### What you should do
Find how many lines in the data below mention "ready". Give the number only.

### Material provided

----------

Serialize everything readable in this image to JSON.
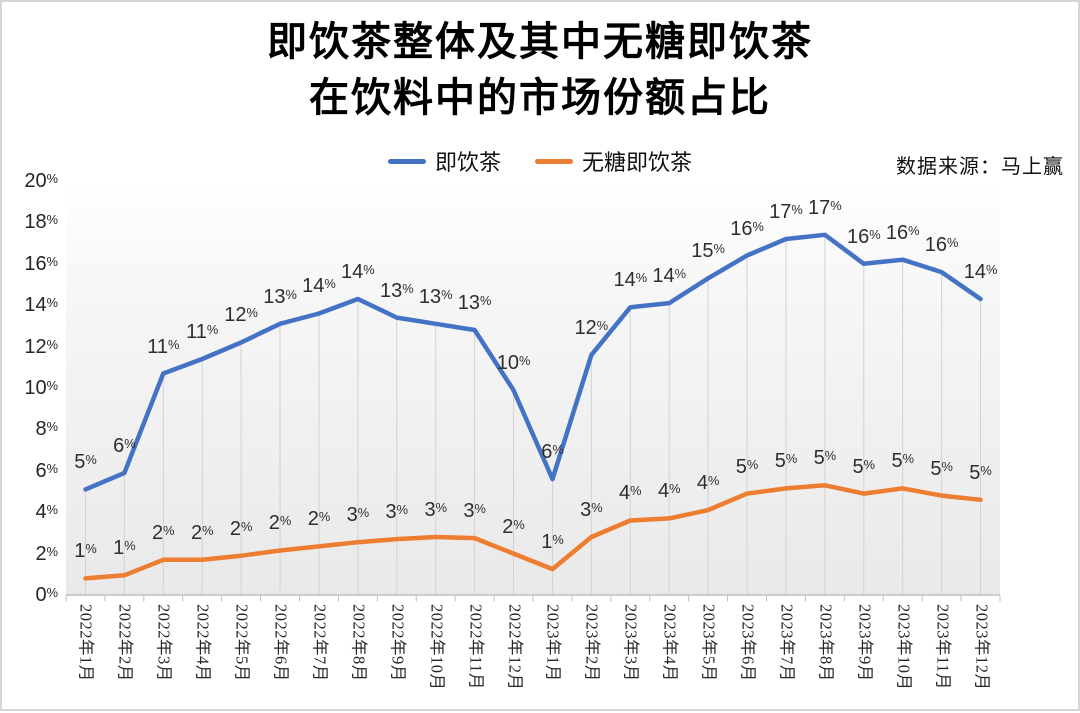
{
  "title": {
    "line1": "即饮茶整体及其中无糖即饮茶",
    "line2": "在饮料中的市场份额占比"
  },
  "source": "数据来源：马上赢",
  "chart_data": {
    "type": "line",
    "title": "即饮茶整体及其中无糖即饮茶在饮料中的市场份额占比",
    "legend_position": "top",
    "grid": "vertical-drop-lines",
    "plot_background": "white-to-gray vertical gradient",
    "x_tick_rotation": 90,
    "ylim": [
      0,
      20
    ],
    "y_ticks": [
      "0%",
      "2%",
      "4%",
      "6%",
      "8%",
      "10%",
      "12%",
      "14%",
      "16%",
      "18%",
      "20%"
    ],
    "categories": [
      "2022年1月",
      "2022年2月",
      "2022年3月",
      "2022年4月",
      "2022年5月",
      "2022年6月",
      "2022年7月",
      "2022年8月",
      "2022年9月",
      "2022年10月",
      "2022年11月",
      "2022年12月",
      "2023年1月",
      "2023年2月",
      "2023年3月",
      "2023年4月",
      "2023年5月",
      "2023年6月",
      "2023年7月",
      "2023年8月",
      "2023年9月",
      "2023年10月",
      "2023年11月",
      "2023年12月"
    ],
    "series": [
      {
        "id": "ready-to-drink-tea",
        "name": "即饮茶",
        "color": "#4472C4",
        "values": [
          5.1,
          5.9,
          10.7,
          11.4,
          12.2,
          13.1,
          13.6,
          14.3,
          13.4,
          13.1,
          12.8,
          9.9,
          5.6,
          11.6,
          13.9,
          14.1,
          15.3,
          16.4,
          17.2,
          17.4,
          16.0,
          16.2,
          15.6,
          14.3
        ],
        "labels": [
          "5%",
          "6%",
          "11%",
          "11%",
          "12%",
          "13%",
          "14%",
          "14%",
          "13%",
          "13%",
          "13%",
          "10%",
          "6%",
          "12%",
          "14%",
          "14%",
          "15%",
          "16%",
          "17%",
          "17%",
          "16%",
          "16%",
          "16%",
          "14%"
        ]
      },
      {
        "id": "sugar-free-ready-to-drink-tea",
        "name": "无糖即饮茶",
        "color": "#ED7D31",
        "values": [
          0.8,
          0.95,
          1.7,
          1.7,
          1.9,
          2.15,
          2.35,
          2.55,
          2.7,
          2.8,
          2.75,
          2.0,
          1.25,
          2.8,
          3.6,
          3.7,
          4.1,
          4.9,
          5.15,
          5.3,
          4.9,
          5.15,
          4.8,
          4.6
        ],
        "labels": [
          "1%",
          "1%",
          "2%",
          "2%",
          "2%",
          "2%",
          "2%",
          "3%",
          "3%",
          "3%",
          "3%",
          "2%",
          "1%",
          "3%",
          "4%",
          "4%",
          "4%",
          "5%",
          "5%",
          "5%",
          "5%",
          "5%",
          "5%",
          "5%"
        ]
      }
    ]
  },
  "colors": {
    "axis": "#bfbfbf",
    "drop_line": "#d2d2d2",
    "plot_bg_top": "#ffffff",
    "plot_bg_mid": "#f6f6f6",
    "plot_bg_bottom": "#e9e9e9"
  }
}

----------

### Finished task
2